(MATERIALS PROVIDED):
.....

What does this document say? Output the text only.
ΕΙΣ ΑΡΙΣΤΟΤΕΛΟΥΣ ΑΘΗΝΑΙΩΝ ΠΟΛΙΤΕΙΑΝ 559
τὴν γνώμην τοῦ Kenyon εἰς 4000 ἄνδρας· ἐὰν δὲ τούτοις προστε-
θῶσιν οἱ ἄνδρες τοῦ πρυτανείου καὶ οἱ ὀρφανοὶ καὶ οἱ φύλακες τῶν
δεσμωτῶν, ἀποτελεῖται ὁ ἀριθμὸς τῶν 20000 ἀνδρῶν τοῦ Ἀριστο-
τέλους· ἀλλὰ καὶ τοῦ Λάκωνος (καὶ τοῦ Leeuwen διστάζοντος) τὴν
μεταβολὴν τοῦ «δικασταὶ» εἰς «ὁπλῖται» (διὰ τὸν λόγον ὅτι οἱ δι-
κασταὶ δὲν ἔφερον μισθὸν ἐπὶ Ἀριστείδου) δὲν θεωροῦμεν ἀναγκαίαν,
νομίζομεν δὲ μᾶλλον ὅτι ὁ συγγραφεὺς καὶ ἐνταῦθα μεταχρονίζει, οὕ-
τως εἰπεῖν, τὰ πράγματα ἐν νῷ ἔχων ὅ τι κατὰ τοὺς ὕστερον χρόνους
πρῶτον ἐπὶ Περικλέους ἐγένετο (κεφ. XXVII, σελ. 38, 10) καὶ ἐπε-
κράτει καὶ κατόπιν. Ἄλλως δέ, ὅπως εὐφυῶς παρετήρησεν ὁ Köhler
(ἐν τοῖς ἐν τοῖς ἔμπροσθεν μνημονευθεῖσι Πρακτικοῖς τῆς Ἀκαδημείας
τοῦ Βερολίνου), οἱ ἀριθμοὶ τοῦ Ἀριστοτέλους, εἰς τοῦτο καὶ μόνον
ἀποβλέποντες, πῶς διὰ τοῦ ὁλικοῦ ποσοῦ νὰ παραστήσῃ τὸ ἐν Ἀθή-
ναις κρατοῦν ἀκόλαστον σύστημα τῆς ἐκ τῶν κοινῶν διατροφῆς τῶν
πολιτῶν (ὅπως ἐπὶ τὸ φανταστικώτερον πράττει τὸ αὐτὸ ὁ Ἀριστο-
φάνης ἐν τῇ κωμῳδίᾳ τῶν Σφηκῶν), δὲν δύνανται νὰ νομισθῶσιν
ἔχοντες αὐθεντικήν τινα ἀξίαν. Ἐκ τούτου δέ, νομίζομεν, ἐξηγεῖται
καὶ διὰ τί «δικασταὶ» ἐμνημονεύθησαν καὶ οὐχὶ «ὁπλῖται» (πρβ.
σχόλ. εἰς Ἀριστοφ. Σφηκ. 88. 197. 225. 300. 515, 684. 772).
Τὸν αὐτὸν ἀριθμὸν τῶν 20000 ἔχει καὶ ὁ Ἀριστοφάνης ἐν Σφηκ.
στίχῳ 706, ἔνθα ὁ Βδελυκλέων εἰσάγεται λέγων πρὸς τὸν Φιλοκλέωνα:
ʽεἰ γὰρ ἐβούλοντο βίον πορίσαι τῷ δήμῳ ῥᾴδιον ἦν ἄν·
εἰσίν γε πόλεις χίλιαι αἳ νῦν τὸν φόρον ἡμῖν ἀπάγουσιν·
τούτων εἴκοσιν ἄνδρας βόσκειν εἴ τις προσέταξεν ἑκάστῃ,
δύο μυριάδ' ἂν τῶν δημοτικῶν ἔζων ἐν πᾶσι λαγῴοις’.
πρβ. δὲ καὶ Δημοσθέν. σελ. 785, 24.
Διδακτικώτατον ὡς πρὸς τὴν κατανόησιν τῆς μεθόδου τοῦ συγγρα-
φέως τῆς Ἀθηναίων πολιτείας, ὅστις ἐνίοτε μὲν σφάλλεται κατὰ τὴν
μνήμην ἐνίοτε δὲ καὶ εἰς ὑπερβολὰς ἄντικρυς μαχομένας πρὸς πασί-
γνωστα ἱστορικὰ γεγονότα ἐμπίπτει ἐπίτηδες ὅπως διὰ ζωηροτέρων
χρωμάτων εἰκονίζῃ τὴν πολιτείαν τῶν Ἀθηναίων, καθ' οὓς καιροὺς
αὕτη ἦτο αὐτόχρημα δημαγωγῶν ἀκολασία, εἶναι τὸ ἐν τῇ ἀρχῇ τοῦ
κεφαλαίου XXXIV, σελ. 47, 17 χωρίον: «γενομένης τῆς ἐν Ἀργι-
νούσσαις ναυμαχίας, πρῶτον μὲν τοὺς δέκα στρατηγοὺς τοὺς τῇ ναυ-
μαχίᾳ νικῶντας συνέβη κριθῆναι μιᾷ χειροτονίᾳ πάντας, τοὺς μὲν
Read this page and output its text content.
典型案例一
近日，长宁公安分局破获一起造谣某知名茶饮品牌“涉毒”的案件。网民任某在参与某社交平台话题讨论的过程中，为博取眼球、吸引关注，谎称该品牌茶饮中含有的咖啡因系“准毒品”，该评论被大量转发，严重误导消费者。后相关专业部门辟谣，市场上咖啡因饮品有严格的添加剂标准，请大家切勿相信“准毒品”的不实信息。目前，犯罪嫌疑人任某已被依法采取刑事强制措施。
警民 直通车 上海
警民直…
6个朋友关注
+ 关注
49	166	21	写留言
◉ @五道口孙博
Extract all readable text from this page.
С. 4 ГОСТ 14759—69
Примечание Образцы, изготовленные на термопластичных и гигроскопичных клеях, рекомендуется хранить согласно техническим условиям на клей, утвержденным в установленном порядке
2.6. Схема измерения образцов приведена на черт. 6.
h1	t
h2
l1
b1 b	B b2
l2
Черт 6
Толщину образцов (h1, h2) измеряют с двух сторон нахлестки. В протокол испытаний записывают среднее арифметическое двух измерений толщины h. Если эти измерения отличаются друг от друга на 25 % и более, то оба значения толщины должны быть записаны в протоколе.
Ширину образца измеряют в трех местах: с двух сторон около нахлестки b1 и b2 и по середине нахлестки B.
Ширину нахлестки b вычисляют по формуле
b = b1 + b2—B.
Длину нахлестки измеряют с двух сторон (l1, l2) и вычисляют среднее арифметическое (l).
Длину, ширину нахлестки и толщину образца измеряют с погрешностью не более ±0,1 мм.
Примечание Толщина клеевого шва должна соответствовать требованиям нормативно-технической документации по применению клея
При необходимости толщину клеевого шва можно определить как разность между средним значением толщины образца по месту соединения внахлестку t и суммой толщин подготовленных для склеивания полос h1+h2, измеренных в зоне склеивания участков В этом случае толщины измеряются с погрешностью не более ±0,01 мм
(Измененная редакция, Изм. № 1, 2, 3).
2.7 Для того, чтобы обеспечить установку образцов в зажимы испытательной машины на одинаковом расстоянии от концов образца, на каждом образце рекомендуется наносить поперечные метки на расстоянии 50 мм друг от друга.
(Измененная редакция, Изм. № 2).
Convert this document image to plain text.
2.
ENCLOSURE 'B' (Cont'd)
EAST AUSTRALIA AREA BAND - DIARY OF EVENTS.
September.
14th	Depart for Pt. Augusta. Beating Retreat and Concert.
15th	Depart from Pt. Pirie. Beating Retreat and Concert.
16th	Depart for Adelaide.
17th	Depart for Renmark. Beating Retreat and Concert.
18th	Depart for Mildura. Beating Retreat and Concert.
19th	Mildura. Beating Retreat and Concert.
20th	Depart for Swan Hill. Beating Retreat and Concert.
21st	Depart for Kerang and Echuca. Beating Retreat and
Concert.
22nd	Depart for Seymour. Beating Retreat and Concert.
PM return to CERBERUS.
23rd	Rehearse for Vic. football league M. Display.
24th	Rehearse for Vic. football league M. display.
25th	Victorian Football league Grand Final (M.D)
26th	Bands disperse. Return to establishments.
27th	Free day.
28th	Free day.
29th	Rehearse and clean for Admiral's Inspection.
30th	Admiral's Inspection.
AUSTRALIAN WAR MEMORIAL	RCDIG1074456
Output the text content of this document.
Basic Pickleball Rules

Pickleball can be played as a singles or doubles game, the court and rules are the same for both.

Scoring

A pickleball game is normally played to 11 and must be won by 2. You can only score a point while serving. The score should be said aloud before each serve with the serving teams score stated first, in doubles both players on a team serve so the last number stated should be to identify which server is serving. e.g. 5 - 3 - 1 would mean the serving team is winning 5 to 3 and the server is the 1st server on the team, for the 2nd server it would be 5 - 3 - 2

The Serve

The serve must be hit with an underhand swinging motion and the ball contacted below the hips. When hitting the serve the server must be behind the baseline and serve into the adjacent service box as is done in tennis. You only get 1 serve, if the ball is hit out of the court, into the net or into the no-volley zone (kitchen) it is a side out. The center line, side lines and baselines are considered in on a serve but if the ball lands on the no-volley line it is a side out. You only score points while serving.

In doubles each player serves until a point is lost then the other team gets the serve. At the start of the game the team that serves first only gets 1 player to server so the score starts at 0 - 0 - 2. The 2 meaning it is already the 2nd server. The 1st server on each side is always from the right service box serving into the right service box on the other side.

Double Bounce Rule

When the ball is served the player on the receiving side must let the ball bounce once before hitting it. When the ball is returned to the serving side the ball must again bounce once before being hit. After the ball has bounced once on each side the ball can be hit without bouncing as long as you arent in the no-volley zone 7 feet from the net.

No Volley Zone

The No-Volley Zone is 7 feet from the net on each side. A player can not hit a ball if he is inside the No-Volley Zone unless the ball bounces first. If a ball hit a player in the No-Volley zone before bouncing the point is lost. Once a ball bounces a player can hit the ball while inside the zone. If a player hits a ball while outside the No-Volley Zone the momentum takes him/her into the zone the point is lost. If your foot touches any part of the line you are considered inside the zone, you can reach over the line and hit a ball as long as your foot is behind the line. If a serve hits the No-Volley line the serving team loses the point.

.....

Copy out every line holding the string "lost".

(REPLY):
In doubles each player serves until a point is lost then the other team gets the serve. At the start of the game the team that serves first only gets 1 player to server so the score starts at 0 - 0 - 2. The 2 meaning it is already the 2nd server. The 1st server on each side is always from the right service box serving into the right service box on the other side.
The No-Volley Zone is 7 feet from the net on each side. A player can not hit a ball if he is inside the No-Volley Zone unless the ball bounces first. If a ball hit a player in the No-Volley zone before bouncing the point is lost. Once a ball bounces a player can hit the ball while inside the zone. If a player hits a ball while outside the No-Volley Zone the momentum takes him/her into the zone the point is lost. If your foot touches any part of the line you are considered inside the zone, you can reach over the line and hit a ball as long as your foot is behind the line. If a serve hits the No-Volley line the serving team loses the point.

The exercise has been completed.